:: SUPPLIED DATA
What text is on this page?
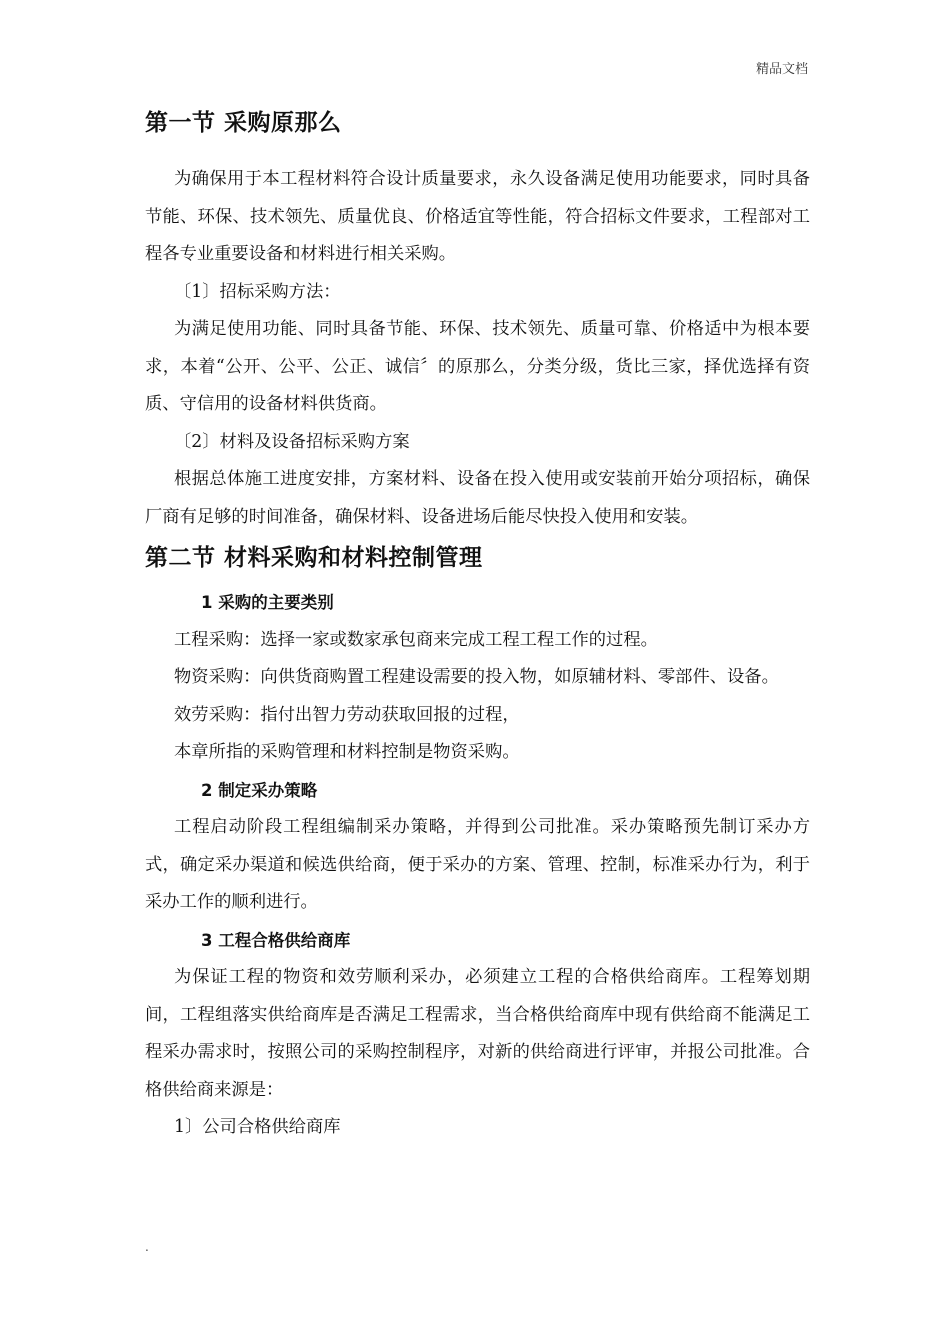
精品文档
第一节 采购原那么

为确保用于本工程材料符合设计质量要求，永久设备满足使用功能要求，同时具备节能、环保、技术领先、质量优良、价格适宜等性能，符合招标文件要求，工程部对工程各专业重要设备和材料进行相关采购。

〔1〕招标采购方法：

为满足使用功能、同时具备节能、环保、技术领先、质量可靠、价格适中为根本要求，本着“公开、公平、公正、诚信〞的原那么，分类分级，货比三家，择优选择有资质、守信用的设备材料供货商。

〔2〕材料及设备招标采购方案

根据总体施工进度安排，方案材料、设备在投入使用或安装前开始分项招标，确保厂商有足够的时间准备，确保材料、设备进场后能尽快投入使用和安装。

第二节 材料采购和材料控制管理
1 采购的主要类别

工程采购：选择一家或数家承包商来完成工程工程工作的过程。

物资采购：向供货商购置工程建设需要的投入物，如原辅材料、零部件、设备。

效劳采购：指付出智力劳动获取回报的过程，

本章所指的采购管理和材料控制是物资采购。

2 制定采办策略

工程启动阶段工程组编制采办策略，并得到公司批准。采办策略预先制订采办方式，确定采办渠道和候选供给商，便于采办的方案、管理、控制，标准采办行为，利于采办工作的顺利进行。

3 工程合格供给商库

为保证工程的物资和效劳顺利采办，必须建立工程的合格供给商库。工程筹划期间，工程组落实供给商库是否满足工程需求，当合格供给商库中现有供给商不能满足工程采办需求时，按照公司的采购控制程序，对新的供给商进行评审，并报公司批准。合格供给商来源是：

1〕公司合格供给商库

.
::::
• DO THIS: Give every line above again exactly, with no pictures.

• FINISHED TASK:
What text is on this page?
精品文档
第一节 采购原那么

为确保用于本工程材料符合设计质量要求，永久设备满足使用功能要求，同时具备节能、环保、技术领先、质量优良、价格适宜等性能，符合招标文件要求，工程部对工程各专业重要设备和材料进行相关采购。

〔1〕招标采购方法：

为满足使用功能、同时具备节能、环保、技术领先、质量可靠、价格适中为根本要求，本着“公开、公平、公正、诚信〞的原那么，分类分级，货比三家，择优选择有资质、守信用的设备材料供货商。

〔2〕材料及设备招标采购方案

根据总体施工进度安排，方案材料、设备在投入使用或安装前开始分项招标，确保厂商有足够的时间准备，确保材料、设备进场后能尽快投入使用和安装。

第二节 材料采购和材料控制管理
1 采购的主要类别

工程采购：选择一家或数家承包商来完成工程工程工作的过程。

物资采购：向供货商购置工程建设需要的投入物，如原辅材料、零部件、设备。

效劳采购：指付出智力劳动获取回报的过程，

本章所指的采购管理和材料控制是物资采购。

2 制定采办策略

工程启动阶段工程组编制采办策略，并得到公司批准。采办策略预先制订采办方式，确定采办渠道和候选供给商，便于采办的方案、管理、控制，标准采办行为，利于采办工作的顺利进行。

3 工程合格供给商库

为保证工程的物资和效劳顺利采办，必须建立工程的合格供给商库。工程筹划期间，工程组落实供给商库是否满足工程需求，当合格供给商库中现有供给商不能满足工程采办需求时，按照公司的采购控制程序，对新的供给商进行评审，并报公司批准。合格供给商来源是：

1〕公司合格供给商库

.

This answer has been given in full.